▶ Task directions: Identify and pull out each line of the entries in which "Erro" occurs.

(Entries from a visual dataset)
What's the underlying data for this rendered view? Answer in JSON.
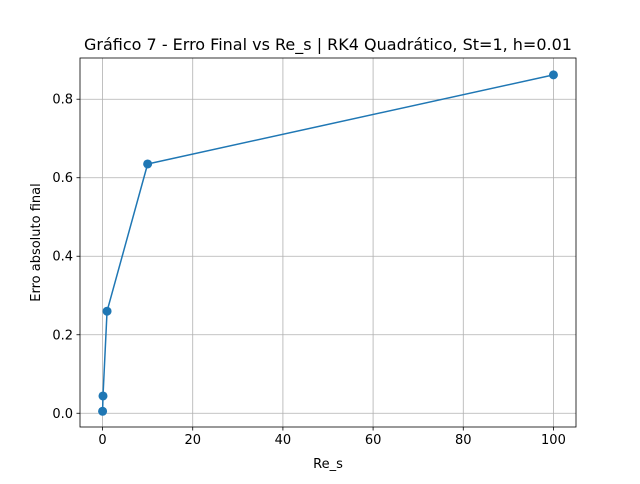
{
  "chart_data": {
    "type": "line",
    "title": "Gráfico 7 - Erro Final vs Re_s | RK4 Quadrático, St=1, h=0.01",
    "xlabel": "Re_s",
    "ylabel": "Erro absoluto final",
    "xlim": [
      -5,
      105
    ],
    "ylim": [
      -0.035,
      0.905
    ],
    "xticks": [
      0,
      20,
      40,
      60,
      80,
      100
    ],
    "xtick_labels": [
      "0",
      "20",
      "40",
      "60",
      "80",
      "100"
    ],
    "yticks": [
      0.0,
      0.2,
      0.4,
      0.6,
      0.8
    ],
    "ytick_labels": [
      "0.0",
      "0.2",
      "0.4",
      "0.6",
      "0.8"
    ],
    "grid": true,
    "legend": "none",
    "series": [
      {
        "color": "#1f77b4",
        "marker": "circle",
        "x": [
          0.01,
          0.1,
          1,
          10,
          100
        ],
        "y": [
          0.005,
          0.044,
          0.26,
          0.635,
          0.862
        ]
      }
    ]
  }
}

▶ Written solution:
    "title": "Gráfico 7 - Erro Final vs Re_s | RK4 Quadrático, St=1, h=0.01",
    "ylabel": "Erro absoluto final",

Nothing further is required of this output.